=== MATERIAL PROVIDED ===

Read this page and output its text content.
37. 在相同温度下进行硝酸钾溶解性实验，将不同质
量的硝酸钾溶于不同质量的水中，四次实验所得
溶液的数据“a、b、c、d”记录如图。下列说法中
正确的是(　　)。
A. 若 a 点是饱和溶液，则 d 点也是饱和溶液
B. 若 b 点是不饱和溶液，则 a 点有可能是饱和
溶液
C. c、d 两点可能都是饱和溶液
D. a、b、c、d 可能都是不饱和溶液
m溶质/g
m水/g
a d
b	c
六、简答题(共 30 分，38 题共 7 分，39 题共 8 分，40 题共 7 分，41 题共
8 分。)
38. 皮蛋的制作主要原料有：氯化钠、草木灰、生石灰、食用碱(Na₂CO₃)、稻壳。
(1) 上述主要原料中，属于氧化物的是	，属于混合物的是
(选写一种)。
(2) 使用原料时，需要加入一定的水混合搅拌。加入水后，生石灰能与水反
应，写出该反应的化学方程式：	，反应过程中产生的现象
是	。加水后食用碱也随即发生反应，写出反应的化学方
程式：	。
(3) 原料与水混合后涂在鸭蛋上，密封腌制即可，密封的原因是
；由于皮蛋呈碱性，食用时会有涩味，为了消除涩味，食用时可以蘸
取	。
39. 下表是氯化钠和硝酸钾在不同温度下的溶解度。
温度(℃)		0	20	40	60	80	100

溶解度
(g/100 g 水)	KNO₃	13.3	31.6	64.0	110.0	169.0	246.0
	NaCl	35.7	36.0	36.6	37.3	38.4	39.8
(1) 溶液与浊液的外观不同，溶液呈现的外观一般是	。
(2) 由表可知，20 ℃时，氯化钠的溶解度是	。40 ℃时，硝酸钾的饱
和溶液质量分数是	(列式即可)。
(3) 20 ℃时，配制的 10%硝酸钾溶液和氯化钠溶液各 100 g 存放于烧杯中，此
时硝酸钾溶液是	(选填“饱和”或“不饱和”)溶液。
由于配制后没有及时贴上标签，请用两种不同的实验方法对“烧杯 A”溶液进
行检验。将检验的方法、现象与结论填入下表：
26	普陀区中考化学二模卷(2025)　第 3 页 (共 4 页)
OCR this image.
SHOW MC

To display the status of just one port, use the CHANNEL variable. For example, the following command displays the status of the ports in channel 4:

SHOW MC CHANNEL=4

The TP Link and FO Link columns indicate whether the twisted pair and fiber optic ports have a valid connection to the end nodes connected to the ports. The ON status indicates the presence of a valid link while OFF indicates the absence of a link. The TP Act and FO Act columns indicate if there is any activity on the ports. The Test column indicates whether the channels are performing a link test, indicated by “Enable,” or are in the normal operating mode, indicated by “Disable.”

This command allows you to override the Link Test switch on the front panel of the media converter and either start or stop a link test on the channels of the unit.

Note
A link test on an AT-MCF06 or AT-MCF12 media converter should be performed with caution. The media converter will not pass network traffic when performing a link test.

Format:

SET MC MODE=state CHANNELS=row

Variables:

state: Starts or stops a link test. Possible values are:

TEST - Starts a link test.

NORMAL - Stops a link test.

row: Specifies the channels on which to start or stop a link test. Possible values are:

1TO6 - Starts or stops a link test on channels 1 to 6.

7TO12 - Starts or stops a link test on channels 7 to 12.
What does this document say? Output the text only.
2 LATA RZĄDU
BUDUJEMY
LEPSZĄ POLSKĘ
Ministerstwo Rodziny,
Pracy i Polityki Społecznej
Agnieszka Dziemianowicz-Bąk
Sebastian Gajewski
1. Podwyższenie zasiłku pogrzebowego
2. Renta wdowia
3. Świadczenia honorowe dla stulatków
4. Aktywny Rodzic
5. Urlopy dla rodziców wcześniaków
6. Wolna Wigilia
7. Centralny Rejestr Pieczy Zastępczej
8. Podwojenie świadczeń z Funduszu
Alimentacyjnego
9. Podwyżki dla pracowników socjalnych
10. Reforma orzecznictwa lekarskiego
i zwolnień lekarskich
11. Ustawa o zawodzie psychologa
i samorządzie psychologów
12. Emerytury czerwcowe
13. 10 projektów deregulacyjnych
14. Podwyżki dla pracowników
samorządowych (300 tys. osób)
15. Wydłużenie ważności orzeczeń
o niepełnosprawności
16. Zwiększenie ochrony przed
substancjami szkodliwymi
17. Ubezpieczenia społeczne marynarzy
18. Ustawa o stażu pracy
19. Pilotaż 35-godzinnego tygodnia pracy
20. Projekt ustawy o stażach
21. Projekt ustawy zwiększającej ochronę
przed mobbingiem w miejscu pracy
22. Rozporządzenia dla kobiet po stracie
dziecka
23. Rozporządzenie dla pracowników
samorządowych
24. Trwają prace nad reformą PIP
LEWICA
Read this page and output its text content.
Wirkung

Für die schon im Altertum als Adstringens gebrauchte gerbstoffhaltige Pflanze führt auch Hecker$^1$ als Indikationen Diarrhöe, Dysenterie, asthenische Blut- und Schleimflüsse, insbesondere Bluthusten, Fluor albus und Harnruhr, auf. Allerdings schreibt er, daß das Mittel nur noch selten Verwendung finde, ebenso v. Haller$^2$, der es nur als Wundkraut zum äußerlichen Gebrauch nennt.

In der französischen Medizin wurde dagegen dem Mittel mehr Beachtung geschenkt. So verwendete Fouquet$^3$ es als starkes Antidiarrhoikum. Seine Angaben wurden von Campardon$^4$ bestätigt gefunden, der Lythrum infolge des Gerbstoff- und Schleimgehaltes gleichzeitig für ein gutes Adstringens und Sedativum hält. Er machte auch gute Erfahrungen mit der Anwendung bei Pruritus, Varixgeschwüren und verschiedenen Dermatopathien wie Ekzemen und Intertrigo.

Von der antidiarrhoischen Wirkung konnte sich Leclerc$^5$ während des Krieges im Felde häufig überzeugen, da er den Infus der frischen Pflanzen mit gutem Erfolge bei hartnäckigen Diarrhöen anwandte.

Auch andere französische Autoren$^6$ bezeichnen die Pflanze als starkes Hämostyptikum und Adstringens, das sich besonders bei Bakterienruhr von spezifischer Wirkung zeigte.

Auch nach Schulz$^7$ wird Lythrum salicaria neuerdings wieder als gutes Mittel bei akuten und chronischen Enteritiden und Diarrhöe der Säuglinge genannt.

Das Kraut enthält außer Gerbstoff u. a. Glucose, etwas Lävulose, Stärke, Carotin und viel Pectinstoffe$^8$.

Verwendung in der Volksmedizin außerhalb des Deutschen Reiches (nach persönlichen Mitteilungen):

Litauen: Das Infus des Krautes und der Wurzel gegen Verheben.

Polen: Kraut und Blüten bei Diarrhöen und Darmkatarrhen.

===

## [WHAT NEEDS TO BE DONE]
All of the records must be retyped exactly as they are.

## [RESULT]
Read this page and output its text content.
37. 在相同温度下进行硝酸钾溶解性实验，将不同质
量的硝酸钾溶于不同质量的水中，四次实验所得
溶液的数据“a、b、c、d”记录如图。下列说法中
正确的是(　　)。
A. 若 a 点是饱和溶液，则 d 点也是饱和溶液
B. 若 b 点是不饱和溶液，则 a 点有可能是饱和
溶液
C. c、d 两点可能都是饱和溶液
D. a、b、c、d 可能都是不饱和溶液
m溶质/g
m水/g
a d
b	c
六、简答题(共 30 分，38 题共 7 分，39 题共 8 分，40 题共 7 分，41 题共
8 分。)
38. 皮蛋的制作主要原料有：氯化钠、草木灰、生石灰、食用碱(Na₂CO₃)、稻壳。
(1) 上述主要原料中，属于氧化物的是	，属于混合物的是
(选写一种)。
(2) 使用原料时，需要加入一定的水混合搅拌。加入水后，生石灰能与水反
应，写出该反应的化学方程式：	，反应过程中产生的现象
是	。加水后食用碱也随即发生反应，写出反应的化学方
程式：	。
(3) 原料与水混合后涂在鸭蛋上，密封腌制即可，密封的原因是
；由于皮蛋呈碱性，食用时会有涩味，为了消除涩味，食用时可以蘸
取	。
39. 下表是氯化钠和硝酸钾在不同温度下的溶解度。
温度(℃)		0	20	40	60	80	100

溶解度
(g/100 g 水)	KNO₃	13.3	31.6	64.0	110.0	169.0	246.0
	NaCl	35.7	36.0	36.6	37.3	38.4	39.8
(1) 溶液与浊液的外观不同，溶液呈现的外观一般是	。
(2) 由表可知，20 ℃时，氯化钠的溶解度是	。40 ℃时，硝酸钾的饱
和溶液质量分数是	(列式即可)。
(3) 20 ℃时，配制的 10%硝酸钾溶液和氯化钠溶液各 100 g 存放于烧杯中，此
时硝酸钾溶液是	(选填“饱和”或“不饱和”)溶液。
由于配制后没有及时贴上标签，请用两种不同的实验方法对“烧杯 A”溶液进
行检验。将检验的方法、现象与结论填入下表：
26	普陀区中考化学二模卷(2025)　第 3 页 (共 4 页)
OCR this image.
SHOW MC

To display the status of just one port, use the CHANNEL variable. For example, the following command displays the status of the ports in channel 4:

SHOW MC CHANNEL=4

The TP Link and FO Link columns indicate whether the twisted pair and fiber optic ports have a valid connection to the end nodes connected to the ports. The ON status indicates the presence of a valid link while OFF indicates the absence of a link. The TP Act and FO Act columns indicate if there is any activity on the ports. The Test column indicates whether the channels are performing a link test, indicated by “Enable,” or are in the normal operating mode, indicated by “Disable.”

This command allows you to override the Link Test switch on the front panel of the media converter and either start or stop a link test on the channels of the unit.

Note
A link test on an AT-MCF06 or AT-MCF12 media converter should be performed with caution. The media converter will not pass network traffic when performing a link test.

Format:

SET MC MODE=state CHANNELS=row

Variables:

state: Starts or stops a link test. Possible values are:

TEST - Starts a link test.

NORMAL - Stops a link test.

row: Specifies the channels on which to start or stop a link test. Possible values are:

1TO6 - Starts or stops a link test on channels 1 to 6.

7TO12 - Starts or stops a link test on channels 7 to 12.
What does this document say? Output the text only.
2 LATA RZĄDU
BUDUJEMY
LEPSZĄ POLSKĘ
Ministerstwo Rodziny,
Pracy i Polityki Społecznej
Agnieszka Dziemianowicz-Bąk
Sebastian Gajewski
1. Podwyższenie zasiłku pogrzebowego
2. Renta wdowia
3. Świadczenia honorowe dla stulatków
4. Aktywny Rodzic
5. Urlopy dla rodziców wcześniaków
6. Wolna Wigilia
7. Centralny Rejestr Pieczy Zastępczej
8. Podwojenie świadczeń z Funduszu
Alimentacyjnego
9. Podwyżki dla pracowników socjalnych
10. Reforma orzecznictwa lekarskiego
i zwolnień lekarskich
11. Ustawa o zawodzie psychologa
i samorządzie psychologów
12. Emerytury czerwcowe
13. 10 projektów deregulacyjnych
14. Podwyżki dla pracowników
samorządowych (300 tys. osób)
15. Wydłużenie ważności orzeczeń
o niepełnosprawności
16. Zwiększenie ochrony przed
substancjami szkodliwymi
17. Ubezpieczenia społeczne marynarzy
18. Ustawa o stażu pracy
19. Pilotaż 35-godzinnego tygodnia pracy
20. Projekt ustawy o stażach
21. Projekt ustawy zwiększającej ochronę
przed mobbingiem w miejscu pracy
22. Rozporządzenia dla kobiet po stracie
dziecka
23. Rozporządzenie dla pracowników
samorządowych
24. Trwają prace nad reformą PIP
LEWICA
Read this page and output its text content.
Wirkung

Für die schon im Altertum als Adstringens gebrauchte gerbstoffhaltige Pflanze führt auch Hecker$^1$ als Indikationen Diarrhöe, Dysenterie, asthenische Blut- und Schleimflüsse, insbesondere Bluthusten, Fluor albus und Harnruhr, auf. Allerdings schreibt er, daß das Mittel nur noch selten Verwendung finde, ebenso v. Haller$^2$, der es nur als Wundkraut zum äußerlichen Gebrauch nennt.

In der französischen Medizin wurde dagegen dem Mittel mehr Beachtung geschenkt. So verwendete Fouquet$^3$ es als starkes Antidiarrhoikum. Seine Angaben wurden von Campardon$^4$ bestätigt gefunden, der Lythrum infolge des Gerbstoff- und Schleimgehaltes gleichzeitig für ein gutes Adstringens und Sedativum hält. Er machte auch gute Erfahrungen mit der Anwendung bei Pruritus, Varixgeschwüren und verschiedenen Dermatopathien wie Ekzemen und Intertrigo.

Von der antidiarrhoischen Wirkung konnte sich Leclerc$^5$ während des Krieges im Felde häufig überzeugen, da er den Infus der frischen Pflanzen mit gutem Erfolge bei hartnäckigen Diarrhöen anwandte.

Auch andere französische Autoren$^6$ bezeichnen die Pflanze als starkes Hämostyptikum und Adstringens, das sich besonders bei Bakterienruhr von spezifischer Wirkung zeigte.

Auch nach Schulz$^7$ wird Lythrum salicaria neuerdings wieder als gutes Mittel bei akuten und chronischen Enteritiden und Diarrhöe der Säuglinge genannt.

Das Kraut enthält außer Gerbstoff u. a. Glucose, etwas Lävulose, Stärke, Carotin und viel Pectinstoffe$^8$.

Verwendung in der Volksmedizin außerhalb des Deutschen Reiches (nach persönlichen Mitteilungen):

Litauen: Das Infus des Krautes und der Wurzel gegen Verheben.

Polen: Kraut und Blüten bei Diarrhöen und Darmkatarrhen.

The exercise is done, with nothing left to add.